Rewrite the lines below, swapping every "control" for "untreated" and leaving everything else as it is.

==== Supplied information

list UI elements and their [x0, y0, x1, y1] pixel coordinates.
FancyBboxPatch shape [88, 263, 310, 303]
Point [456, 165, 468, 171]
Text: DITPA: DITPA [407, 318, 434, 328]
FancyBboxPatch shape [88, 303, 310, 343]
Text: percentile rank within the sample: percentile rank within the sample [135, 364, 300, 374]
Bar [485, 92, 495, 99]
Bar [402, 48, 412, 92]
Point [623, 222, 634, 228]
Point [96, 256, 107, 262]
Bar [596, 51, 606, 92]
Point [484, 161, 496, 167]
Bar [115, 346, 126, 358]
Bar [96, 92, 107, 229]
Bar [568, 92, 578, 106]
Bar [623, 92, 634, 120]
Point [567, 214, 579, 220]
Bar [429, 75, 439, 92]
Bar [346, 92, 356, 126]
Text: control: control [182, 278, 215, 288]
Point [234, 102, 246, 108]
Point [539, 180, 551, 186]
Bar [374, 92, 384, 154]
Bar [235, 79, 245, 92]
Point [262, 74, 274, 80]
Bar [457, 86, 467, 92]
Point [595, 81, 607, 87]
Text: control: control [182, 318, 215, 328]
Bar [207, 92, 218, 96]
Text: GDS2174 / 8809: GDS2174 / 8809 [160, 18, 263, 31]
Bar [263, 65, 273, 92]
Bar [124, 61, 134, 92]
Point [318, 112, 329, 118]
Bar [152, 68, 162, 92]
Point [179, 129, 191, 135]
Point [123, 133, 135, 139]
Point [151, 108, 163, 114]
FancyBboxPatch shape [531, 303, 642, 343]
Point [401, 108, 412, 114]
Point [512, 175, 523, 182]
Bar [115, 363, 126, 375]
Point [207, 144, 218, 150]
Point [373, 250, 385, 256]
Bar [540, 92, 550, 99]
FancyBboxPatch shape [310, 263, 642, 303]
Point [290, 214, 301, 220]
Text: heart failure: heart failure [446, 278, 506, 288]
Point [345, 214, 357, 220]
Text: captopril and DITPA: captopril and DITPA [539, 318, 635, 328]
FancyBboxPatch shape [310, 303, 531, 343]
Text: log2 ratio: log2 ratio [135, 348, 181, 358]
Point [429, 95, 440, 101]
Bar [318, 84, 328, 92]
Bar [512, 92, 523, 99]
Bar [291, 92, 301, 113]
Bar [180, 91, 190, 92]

========

Full response
list UI elements and their [x0, y0, x1, y1] pixel coordinates.
FancyBboxPatch shape [88, 263, 310, 303]
Point [456, 165, 468, 171]
Text: DITPA: DITPA [407, 318, 434, 328]
FancyBboxPatch shape [88, 303, 310, 343]
Text: percentile rank within the sample: percentile rank within the sample [135, 364, 300, 374]
Bar [485, 92, 495, 99]
Bar [402, 48, 412, 92]
Point [623, 222, 634, 228]
Point [96, 256, 107, 262]
Bar [596, 51, 606, 92]
Point [484, 161, 496, 167]
Bar [115, 346, 126, 358]
Bar [96, 92, 107, 229]
Bar [568, 92, 578, 106]
Bar [623, 92, 634, 120]
Point [567, 214, 579, 220]
Bar [429, 75, 439, 92]
Bar [346, 92, 356, 126]
Text: untreated: untreated [182, 278, 215, 288]
Point [234, 102, 246, 108]
Point [539, 180, 551, 186]
Bar [374, 92, 384, 154]
Bar [235, 79, 245, 92]
Point [262, 74, 274, 80]
Bar [457, 86, 467, 92]
Point [595, 81, 607, 87]
Text: untreated: untreated [182, 318, 215, 328]
Bar [207, 92, 218, 96]
Text: GDS2174 / 8809: GDS2174 / 8809 [160, 18, 263, 31]
Bar [263, 65, 273, 92]
Bar [124, 61, 134, 92]
Point [318, 112, 329, 118]
Bar [152, 68, 162, 92]
Point [179, 129, 191, 135]
Point [123, 133, 135, 139]
Point [151, 108, 163, 114]
FancyBboxPatch shape [531, 303, 642, 343]
Point [401, 108, 412, 114]
Point [512, 175, 523, 182]
Bar [115, 363, 126, 375]
Point [207, 144, 218, 150]
Point [373, 250, 385, 256]
Bar [540, 92, 550, 99]
FancyBboxPatch shape [310, 263, 642, 303]
Point [290, 214, 301, 220]
Text: heart failure: heart failure [446, 278, 506, 288]
Point [345, 214, 357, 220]
Text: captopril and DITPA: captopril and DITPA [539, 318, 635, 328]
FancyBboxPatch shape [310, 303, 531, 343]
Text: log2 ratio: log2 ratio [135, 348, 181, 358]
Point [429, 95, 440, 101]
Bar [318, 84, 328, 92]
Bar [512, 92, 523, 99]
Bar [291, 92, 301, 113]
Bar [180, 91, 190, 92]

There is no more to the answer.